Objective:
Return a copy of each line that holds the string "employment".

Dataset content:

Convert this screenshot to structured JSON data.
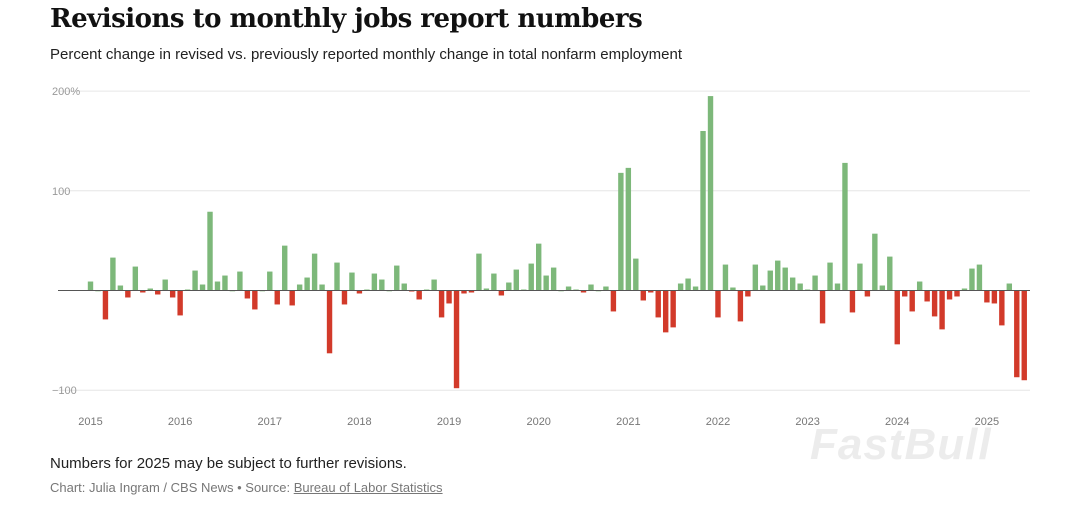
{
  "header": {
    "title": "Revisions to monthly jobs report numbers",
    "subtitle": "Percent change in revised vs. previously reported monthly change in total nonfarm employment"
  },
  "footer": {
    "note": "Numbers for 2025 may be subject to further revisions.",
    "credit_prefix": "Chart: Julia Ingram / CBS News • Source: ",
    "source_link": "Bureau of Labor Statistics"
  },
  "watermark": "FastBull",
  "chart_data": {
    "type": "bar",
    "title": "Revisions to monthly jobs report numbers",
    "subtitle": "Percent change in revised vs. previously reported monthly change in total nonfarm employment",
    "xlabel": "",
    "ylabel": "",
    "ylim": [
      -110,
      200
    ],
    "y_ticks": [
      {
        "value": 200,
        "label": "200%"
      },
      {
        "value": 100,
        "label": "100"
      },
      {
        "value": -100,
        "label": "−100"
      }
    ],
    "x_tick_labels": [
      "2015",
      "2016",
      "2017",
      "2018",
      "2019",
      "2020",
      "2021",
      "2022",
      "2023",
      "2024",
      "2025"
    ],
    "grid": true,
    "colors": {
      "positive": "#7db87a",
      "negative": "#d23a2a"
    },
    "categories": [
      "2015-01",
      "2015-02",
      "2015-03",
      "2015-04",
      "2015-05",
      "2015-06",
      "2015-07",
      "2015-08",
      "2015-09",
      "2015-10",
      "2015-11",
      "2015-12",
      "2016-01",
      "2016-02",
      "2016-03",
      "2016-04",
      "2016-05",
      "2016-06",
      "2016-07",
      "2016-08",
      "2016-09",
      "2016-10",
      "2016-11",
      "2016-12",
      "2017-01",
      "2017-02",
      "2017-03",
      "2017-04",
      "2017-05",
      "2017-06",
      "2017-07",
      "2017-08",
      "2017-09",
      "2017-10",
      "2017-11",
      "2017-12",
      "2018-01",
      "2018-02",
      "2018-03",
      "2018-04",
      "2018-05",
      "2018-06",
      "2018-07",
      "2018-08",
      "2018-09",
      "2018-10",
      "2018-11",
      "2018-12",
      "2019-01",
      "2019-02",
      "2019-03",
      "2019-04",
      "2019-05",
      "2019-06",
      "2019-07",
      "2019-08",
      "2019-09",
      "2019-10",
      "2019-11",
      "2019-12",
      "2020-01",
      "2020-02",
      "2020-03",
      "2020-04",
      "2020-05",
      "2020-06",
      "2020-07",
      "2020-08",
      "2020-09",
      "2020-10",
      "2020-11",
      "2020-12",
      "2021-01",
      "2021-02",
      "2021-03",
      "2021-04",
      "2021-05",
      "2021-06",
      "2021-07",
      "2021-08",
      "2021-09",
      "2021-10",
      "2021-11",
      "2021-12",
      "2022-01",
      "2022-02",
      "2022-03",
      "2022-04",
      "2022-05",
      "2022-06",
      "2022-07",
      "2022-08",
      "2022-09",
      "2022-10",
      "2022-11",
      "2022-12",
      "2023-01",
      "2023-02",
      "2023-03",
      "2023-04",
      "2023-05",
      "2023-06",
      "2023-07",
      "2023-08",
      "2023-09",
      "2023-10",
      "2023-11",
      "2023-12",
      "2024-01",
      "2024-02",
      "2024-03",
      "2024-04",
      "2024-05",
      "2024-06",
      "2024-07",
      "2024-08",
      "2024-09",
      "2024-10",
      "2024-11",
      "2024-12",
      "2025-01",
      "2025-02",
      "2025-03",
      "2025-04",
      "2025-05",
      "2025-06"
    ],
    "values": [
      9,
      0,
      -29,
      33,
      5,
      -7,
      24,
      -2,
      2,
      -4,
      11,
      -7,
      -25,
      1,
      20,
      6,
      79,
      9,
      15,
      0,
      19,
      -8,
      -19,
      0,
      19,
      -14,
      45,
      -15,
      6,
      13,
      37,
      6,
      -63,
      28,
      -14,
      18,
      -3,
      1,
      17,
      11,
      0,
      25,
      7,
      -1,
      -9,
      1,
      11,
      -27,
      -13,
      -98,
      -3,
      -2,
      37,
      2,
      17,
      -5,
      8,
      21,
      1,
      27,
      47,
      15,
      23,
      0,
      4,
      1,
      -2,
      6,
      0,
      4,
      -21,
      118,
      123,
      32,
      -10,
      -2,
      -27,
      -42,
      -37,
      7,
      12,
      4,
      160,
      195,
      -27,
      26,
      3,
      -31,
      -6,
      26,
      5,
      20,
      30,
      23,
      13,
      7,
      1,
      15,
      -33,
      28,
      7,
      128,
      -22,
      27,
      -6,
      57,
      5,
      34,
      -54,
      -6,
      -21,
      9,
      -11,
      -26,
      -39,
      -9,
      -6,
      2,
      22,
      26,
      -12,
      -13,
      -35,
      7,
      -87,
      -90
    ]
  }
}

Result below:
    "subtitle": "Percent change in revised vs. previously reported monthly change in total nonfarm employment"
    "subtitle": "Percent change in revised vs. previously reported monthly change in total nonfarm employment",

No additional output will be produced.